◆ MATERIAL FOR THIS TASK ◆
★ ★ ★ ★

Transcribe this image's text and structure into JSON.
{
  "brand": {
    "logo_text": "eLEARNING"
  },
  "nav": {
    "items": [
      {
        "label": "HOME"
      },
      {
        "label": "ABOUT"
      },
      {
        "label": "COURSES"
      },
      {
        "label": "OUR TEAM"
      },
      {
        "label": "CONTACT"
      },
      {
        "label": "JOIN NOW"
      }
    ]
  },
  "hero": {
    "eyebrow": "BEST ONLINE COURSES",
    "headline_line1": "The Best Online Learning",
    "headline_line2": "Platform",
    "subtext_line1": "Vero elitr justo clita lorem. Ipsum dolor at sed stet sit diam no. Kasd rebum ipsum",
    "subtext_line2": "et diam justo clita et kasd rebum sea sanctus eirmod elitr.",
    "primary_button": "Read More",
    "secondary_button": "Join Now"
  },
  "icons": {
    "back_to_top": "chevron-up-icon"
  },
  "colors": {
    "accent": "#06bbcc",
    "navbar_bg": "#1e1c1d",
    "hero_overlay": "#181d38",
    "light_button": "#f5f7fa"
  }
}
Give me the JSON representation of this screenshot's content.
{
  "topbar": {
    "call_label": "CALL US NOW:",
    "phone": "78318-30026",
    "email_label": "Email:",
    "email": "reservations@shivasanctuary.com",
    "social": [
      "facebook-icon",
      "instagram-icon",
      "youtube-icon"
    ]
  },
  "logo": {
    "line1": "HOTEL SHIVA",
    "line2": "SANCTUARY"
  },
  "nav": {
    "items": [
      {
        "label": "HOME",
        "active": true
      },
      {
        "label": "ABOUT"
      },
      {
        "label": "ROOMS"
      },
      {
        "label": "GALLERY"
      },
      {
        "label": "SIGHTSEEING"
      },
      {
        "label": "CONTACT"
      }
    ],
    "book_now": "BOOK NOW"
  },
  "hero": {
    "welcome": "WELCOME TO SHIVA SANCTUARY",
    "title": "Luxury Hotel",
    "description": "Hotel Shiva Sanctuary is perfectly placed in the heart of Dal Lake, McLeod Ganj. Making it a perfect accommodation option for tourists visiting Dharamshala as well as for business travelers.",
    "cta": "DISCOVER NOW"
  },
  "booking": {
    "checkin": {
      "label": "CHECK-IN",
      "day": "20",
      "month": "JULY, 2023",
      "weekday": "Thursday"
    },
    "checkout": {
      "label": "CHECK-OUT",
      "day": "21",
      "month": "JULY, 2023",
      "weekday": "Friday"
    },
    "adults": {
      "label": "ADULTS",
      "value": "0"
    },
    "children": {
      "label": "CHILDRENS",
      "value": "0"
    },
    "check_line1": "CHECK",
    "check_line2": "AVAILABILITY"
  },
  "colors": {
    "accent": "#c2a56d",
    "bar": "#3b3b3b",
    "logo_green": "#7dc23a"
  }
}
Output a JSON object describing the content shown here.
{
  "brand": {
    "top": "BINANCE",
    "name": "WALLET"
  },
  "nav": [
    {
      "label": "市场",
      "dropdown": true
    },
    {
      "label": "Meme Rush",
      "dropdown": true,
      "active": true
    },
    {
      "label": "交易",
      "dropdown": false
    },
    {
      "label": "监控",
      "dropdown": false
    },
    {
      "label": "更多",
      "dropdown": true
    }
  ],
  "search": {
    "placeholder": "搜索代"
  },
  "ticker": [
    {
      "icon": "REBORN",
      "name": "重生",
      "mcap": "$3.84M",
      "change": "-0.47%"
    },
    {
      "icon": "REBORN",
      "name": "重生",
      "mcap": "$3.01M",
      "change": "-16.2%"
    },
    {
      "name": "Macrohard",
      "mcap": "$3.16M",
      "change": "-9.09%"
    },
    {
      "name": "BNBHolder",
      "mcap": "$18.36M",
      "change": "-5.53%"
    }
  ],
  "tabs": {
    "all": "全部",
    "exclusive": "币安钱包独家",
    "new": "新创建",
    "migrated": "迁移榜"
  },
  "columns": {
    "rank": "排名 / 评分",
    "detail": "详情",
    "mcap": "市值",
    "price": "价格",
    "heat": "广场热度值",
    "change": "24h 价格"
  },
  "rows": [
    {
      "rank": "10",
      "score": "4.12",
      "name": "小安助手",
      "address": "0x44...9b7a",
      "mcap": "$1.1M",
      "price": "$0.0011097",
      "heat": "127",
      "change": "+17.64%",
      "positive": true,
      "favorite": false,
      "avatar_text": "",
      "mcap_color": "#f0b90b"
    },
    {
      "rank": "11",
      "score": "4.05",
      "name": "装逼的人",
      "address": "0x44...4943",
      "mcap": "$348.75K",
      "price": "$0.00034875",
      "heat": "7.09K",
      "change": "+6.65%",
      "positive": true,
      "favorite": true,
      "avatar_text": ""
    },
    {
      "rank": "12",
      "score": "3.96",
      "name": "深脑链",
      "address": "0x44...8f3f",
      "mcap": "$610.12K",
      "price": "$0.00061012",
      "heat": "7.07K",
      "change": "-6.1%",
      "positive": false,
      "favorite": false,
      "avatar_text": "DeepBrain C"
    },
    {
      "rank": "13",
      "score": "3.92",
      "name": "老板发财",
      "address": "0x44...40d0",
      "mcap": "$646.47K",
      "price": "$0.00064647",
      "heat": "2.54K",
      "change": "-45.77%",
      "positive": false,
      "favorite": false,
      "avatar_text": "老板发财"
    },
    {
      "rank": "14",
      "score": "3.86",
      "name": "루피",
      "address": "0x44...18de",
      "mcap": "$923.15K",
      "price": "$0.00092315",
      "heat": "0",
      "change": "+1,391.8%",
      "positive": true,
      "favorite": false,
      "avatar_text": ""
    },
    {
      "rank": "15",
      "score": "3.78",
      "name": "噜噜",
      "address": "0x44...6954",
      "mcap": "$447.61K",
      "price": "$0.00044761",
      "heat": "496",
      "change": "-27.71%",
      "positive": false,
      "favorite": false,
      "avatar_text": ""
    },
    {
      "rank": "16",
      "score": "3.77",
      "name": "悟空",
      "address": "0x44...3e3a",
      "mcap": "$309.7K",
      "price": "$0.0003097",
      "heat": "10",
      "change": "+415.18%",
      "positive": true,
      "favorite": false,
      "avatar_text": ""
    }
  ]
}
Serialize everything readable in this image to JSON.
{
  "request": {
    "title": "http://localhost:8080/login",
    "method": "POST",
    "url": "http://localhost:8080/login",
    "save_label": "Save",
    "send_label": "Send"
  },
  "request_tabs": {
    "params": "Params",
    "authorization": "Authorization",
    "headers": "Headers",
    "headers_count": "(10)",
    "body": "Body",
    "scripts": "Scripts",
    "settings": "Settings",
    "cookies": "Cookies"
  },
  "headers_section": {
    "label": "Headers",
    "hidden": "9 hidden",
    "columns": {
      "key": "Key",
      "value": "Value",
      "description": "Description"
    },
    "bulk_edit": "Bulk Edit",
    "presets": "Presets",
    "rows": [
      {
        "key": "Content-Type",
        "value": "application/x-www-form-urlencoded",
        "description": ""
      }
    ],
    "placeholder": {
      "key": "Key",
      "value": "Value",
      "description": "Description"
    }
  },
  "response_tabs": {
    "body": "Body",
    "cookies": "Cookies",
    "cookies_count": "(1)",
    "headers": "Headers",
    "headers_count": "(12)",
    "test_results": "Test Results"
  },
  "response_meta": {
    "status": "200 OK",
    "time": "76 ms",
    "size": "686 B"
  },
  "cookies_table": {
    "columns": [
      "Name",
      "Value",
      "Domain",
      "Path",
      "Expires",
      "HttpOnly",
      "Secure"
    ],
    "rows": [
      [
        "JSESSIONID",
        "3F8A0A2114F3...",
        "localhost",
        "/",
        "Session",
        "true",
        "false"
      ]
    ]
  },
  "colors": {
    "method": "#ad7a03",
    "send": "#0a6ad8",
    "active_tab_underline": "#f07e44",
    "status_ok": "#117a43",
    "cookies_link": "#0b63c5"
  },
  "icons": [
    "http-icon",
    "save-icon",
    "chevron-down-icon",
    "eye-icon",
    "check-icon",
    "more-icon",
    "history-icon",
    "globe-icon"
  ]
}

★ ★ ★ ★

Each line above that includes "change" counts once; state the total and nothing more.

12